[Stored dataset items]
################

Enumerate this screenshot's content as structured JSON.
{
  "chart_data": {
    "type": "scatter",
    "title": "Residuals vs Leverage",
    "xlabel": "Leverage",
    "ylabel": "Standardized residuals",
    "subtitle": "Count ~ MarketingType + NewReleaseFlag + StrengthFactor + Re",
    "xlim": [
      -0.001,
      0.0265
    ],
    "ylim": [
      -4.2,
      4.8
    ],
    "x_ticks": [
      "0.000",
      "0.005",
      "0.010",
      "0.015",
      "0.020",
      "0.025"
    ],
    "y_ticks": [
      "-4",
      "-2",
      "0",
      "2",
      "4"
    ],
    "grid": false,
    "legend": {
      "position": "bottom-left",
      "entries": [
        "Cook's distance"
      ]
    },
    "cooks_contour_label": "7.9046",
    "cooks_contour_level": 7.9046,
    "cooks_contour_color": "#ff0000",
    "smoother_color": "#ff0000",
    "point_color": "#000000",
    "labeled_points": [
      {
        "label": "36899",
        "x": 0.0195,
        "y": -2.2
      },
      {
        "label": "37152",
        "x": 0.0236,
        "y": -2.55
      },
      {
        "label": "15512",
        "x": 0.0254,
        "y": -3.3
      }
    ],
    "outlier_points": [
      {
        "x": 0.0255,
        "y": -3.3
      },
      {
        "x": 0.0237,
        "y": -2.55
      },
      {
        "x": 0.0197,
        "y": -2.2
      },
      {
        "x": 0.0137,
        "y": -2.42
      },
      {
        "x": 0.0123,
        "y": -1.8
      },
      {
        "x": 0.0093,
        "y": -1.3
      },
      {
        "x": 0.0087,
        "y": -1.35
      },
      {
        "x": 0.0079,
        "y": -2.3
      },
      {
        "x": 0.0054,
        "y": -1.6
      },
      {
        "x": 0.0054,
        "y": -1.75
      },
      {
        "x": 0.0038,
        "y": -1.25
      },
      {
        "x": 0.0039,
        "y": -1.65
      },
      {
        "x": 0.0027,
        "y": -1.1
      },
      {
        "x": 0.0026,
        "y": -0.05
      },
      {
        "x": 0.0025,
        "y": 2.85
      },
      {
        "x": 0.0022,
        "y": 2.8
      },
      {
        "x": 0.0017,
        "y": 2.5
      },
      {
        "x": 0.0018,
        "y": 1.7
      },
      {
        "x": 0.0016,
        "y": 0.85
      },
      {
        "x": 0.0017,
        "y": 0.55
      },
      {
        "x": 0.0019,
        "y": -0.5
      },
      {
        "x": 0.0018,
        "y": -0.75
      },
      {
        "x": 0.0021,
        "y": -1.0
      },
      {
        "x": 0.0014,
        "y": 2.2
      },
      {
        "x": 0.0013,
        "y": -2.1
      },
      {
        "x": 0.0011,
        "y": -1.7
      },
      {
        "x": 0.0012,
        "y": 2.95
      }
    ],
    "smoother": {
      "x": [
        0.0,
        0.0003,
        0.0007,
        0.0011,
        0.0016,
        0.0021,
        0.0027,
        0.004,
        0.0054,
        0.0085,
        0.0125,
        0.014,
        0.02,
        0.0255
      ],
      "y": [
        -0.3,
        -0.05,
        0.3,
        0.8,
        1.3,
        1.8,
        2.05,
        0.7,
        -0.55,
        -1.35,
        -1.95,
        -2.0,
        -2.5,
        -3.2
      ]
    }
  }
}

################

> [Problem requirements] Pick out each line that holds the string "Leverage".

> [Answer to the exercise]
    "title": "Residuals vs Leverage",
    "xlabel": "Leverage",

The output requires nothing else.